- _Exercise details_:
Return all of the entries word for word, but omit the pictures they contain.

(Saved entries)
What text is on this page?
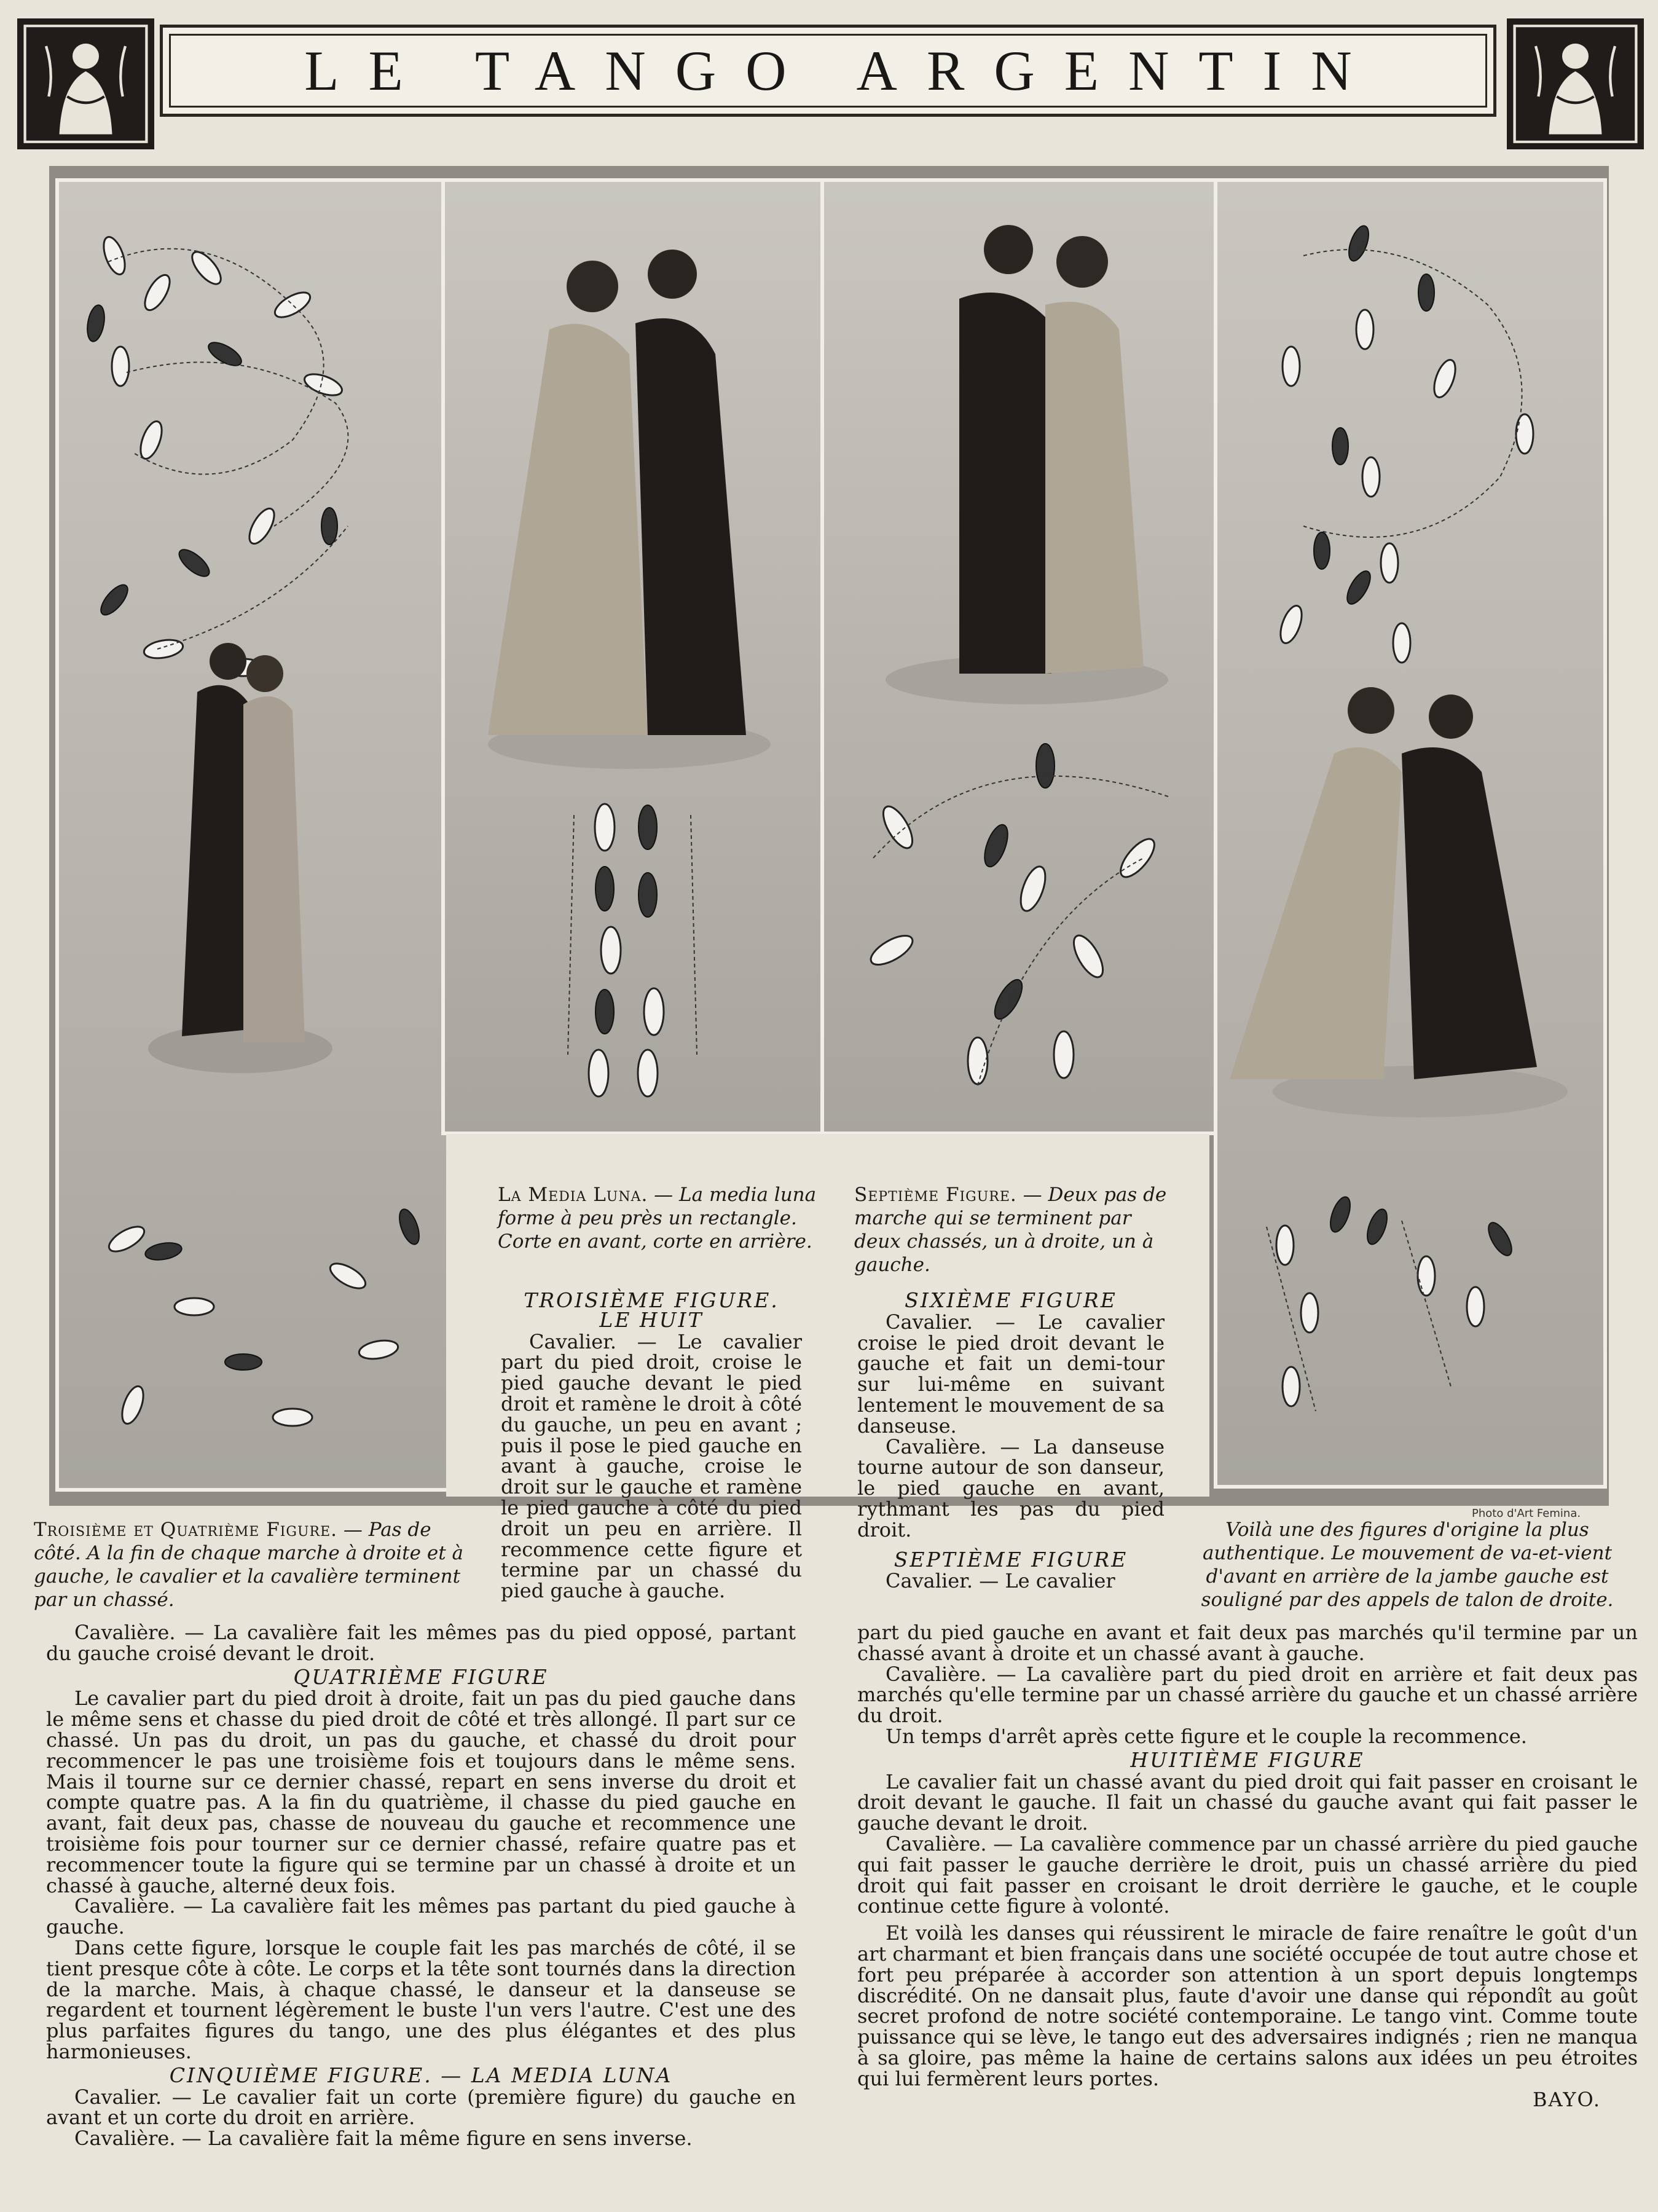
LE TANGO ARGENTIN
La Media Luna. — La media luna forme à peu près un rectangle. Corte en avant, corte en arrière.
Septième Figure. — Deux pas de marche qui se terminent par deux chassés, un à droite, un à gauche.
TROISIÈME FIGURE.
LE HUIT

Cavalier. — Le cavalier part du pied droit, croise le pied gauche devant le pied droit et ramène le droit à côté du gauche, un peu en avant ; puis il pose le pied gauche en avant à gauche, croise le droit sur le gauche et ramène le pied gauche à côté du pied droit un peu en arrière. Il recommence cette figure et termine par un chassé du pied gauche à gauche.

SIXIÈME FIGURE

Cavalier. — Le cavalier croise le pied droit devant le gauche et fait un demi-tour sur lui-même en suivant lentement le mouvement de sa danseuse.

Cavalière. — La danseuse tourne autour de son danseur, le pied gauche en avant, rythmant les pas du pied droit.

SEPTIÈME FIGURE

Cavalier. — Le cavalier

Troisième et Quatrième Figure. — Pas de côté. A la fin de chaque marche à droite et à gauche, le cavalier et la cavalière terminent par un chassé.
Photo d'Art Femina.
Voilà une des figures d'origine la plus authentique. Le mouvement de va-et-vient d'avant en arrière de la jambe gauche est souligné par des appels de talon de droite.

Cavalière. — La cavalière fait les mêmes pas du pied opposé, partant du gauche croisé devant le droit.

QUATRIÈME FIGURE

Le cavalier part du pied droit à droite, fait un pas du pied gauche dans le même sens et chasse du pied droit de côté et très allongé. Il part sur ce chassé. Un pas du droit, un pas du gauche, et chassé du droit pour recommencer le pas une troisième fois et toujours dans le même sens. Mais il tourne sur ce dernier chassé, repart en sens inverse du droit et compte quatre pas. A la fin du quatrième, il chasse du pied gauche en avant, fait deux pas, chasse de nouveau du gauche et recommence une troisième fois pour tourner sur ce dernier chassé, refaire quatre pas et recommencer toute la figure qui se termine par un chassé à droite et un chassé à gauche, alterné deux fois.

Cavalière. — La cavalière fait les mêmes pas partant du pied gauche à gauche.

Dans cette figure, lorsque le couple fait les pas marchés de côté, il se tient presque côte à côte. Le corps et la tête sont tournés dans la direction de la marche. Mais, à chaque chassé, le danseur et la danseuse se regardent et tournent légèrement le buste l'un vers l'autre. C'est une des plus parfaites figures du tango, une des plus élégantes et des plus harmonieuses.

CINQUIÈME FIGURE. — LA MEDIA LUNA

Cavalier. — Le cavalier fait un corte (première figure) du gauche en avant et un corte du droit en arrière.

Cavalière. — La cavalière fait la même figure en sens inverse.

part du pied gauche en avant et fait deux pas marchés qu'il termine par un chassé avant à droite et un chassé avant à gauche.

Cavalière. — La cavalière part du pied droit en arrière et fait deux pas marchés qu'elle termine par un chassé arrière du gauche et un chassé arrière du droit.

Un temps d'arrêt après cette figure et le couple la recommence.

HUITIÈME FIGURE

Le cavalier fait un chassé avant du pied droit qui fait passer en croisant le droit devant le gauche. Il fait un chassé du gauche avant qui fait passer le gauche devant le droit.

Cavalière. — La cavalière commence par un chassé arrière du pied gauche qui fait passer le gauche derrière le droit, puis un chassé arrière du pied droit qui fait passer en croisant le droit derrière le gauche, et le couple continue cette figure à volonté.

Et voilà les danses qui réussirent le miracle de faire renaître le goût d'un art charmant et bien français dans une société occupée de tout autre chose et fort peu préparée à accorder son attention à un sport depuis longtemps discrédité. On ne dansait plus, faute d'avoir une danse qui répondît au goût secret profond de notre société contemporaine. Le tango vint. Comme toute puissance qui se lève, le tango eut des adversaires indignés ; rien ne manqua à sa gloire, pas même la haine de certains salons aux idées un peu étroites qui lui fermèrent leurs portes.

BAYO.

- _Correct response_:
What text is on this page?
LE TANGO ARGENTIN
La Media Luna. — La media luna forme à peu près un rectangle. Corte en avant, corte en arrière.
Septième Figure. — Deux pas de marche qui se terminent par deux chassés, un à droite, un à gauche.
TROISIÈME FIGURE.
LE HUIT

Cavalier. — Le cavalier part du pied droit, croise le pied gauche devant le pied droit et ramène le droit à côté du gauche, un peu en avant ; puis il pose le pied gauche en avant à gauche, croise le droit sur le gauche et ramène le pied gauche à côté du pied droit un peu en arrière. Il recommence cette figure et termine par un chassé du pied gauche à gauche.

SIXIÈME FIGURE

Cavalier. — Le cavalier croise le pied droit devant le gauche et fait un demi-tour sur lui-même en suivant lentement le mouvement de sa danseuse.

Cavalière. — La danseuse tourne autour de son danseur, le pied gauche en avant, rythmant les pas du pied droit.

SEPTIÈME FIGURE

Cavalier. — Le cavalier

Troisième et Quatrième Figure. — Pas de côté. A la fin de chaque marche à droite et à gauche, le cavalier et la cavalière terminent par un chassé.
Photo d'Art Femina.
Voilà une des figures d'origine la plus authentique. Le mouvement de va-et-vient d'avant en arrière de la jambe gauche est souligné par des appels de talon de droite.

Cavalière. — La cavalière fait les mêmes pas du pied opposé, partant du gauche croisé devant le droit.

QUATRIÈME FIGURE

Le cavalier part du pied droit à droite, fait un pas du pied gauche dans le même sens et chasse du pied droit de côté et très allongé. Il part sur ce chassé. Un pas du droit, un pas du gauche, et chassé du droit pour recommencer le pas une troisième fois et toujours dans le même sens. Mais il tourne sur ce dernier chassé, repart en sens inverse du droit et compte quatre pas. A la fin du quatrième, il chasse du pied gauche en avant, fait deux pas, chasse de nouveau du gauche et recommence une troisième fois pour tourner sur ce dernier chassé, refaire quatre pas et recommencer toute la figure qui se termine par un chassé à droite et un chassé à gauche, alterné deux fois.

Cavalière. — La cavalière fait les mêmes pas partant du pied gauche à gauche.

Dans cette figure, lorsque le couple fait les pas marchés de côté, il se tient presque côte à côte. Le corps et la tête sont tournés dans la direction de la marche. Mais, à chaque chassé, le danseur et la danseuse se regardent et tournent légèrement le buste l'un vers l'autre. C'est une des plus parfaites figures du tango, une des plus élégantes et des plus harmonieuses.

CINQUIÈME FIGURE. — LA MEDIA LUNA

Cavalier. — Le cavalier fait un corte (première figure) du gauche en avant et un corte du droit en arrière.

Cavalière. — La cavalière fait la même figure en sens inverse.

part du pied gauche en avant et fait deux pas marchés qu'il termine par un chassé avant à droite et un chassé avant à gauche.

Cavalière. — La cavalière part du pied droit en arrière et fait deux pas marchés qu'elle termine par un chassé arrière du gauche et un chassé arrière du droit.

Un temps d'arrêt après cette figure et le couple la recommence.

HUITIÈME FIGURE

Le cavalier fait un chassé avant du pied droit qui fait passer en croisant le droit devant le gauche. Il fait un chassé du gauche avant qui fait passer le gauche devant le droit.

Cavalière. — La cavalière commence par un chassé arrière du pied gauche qui fait passer le gauche derrière le droit, puis un chassé arrière du pied droit qui fait passer en croisant le droit derrière le gauche, et le couple continue cette figure à volonté.

Et voilà les danses qui réussirent le miracle de faire renaître le goût d'un art charmant et bien français dans une société occupée de tout autre chose et fort peu préparée à accorder son attention à un sport depuis longtemps discrédité. On ne dansait plus, faute d'avoir une danse qui répondît au goût secret profond de notre société contemporaine. Le tango vint. Comme toute puissance qui se lève, le tango eut des adversaires indignés ; rien ne manqua à sa gloire, pas même la haine de certains salons aux idées un peu étroites qui lui fermèrent leurs portes.

BAYO.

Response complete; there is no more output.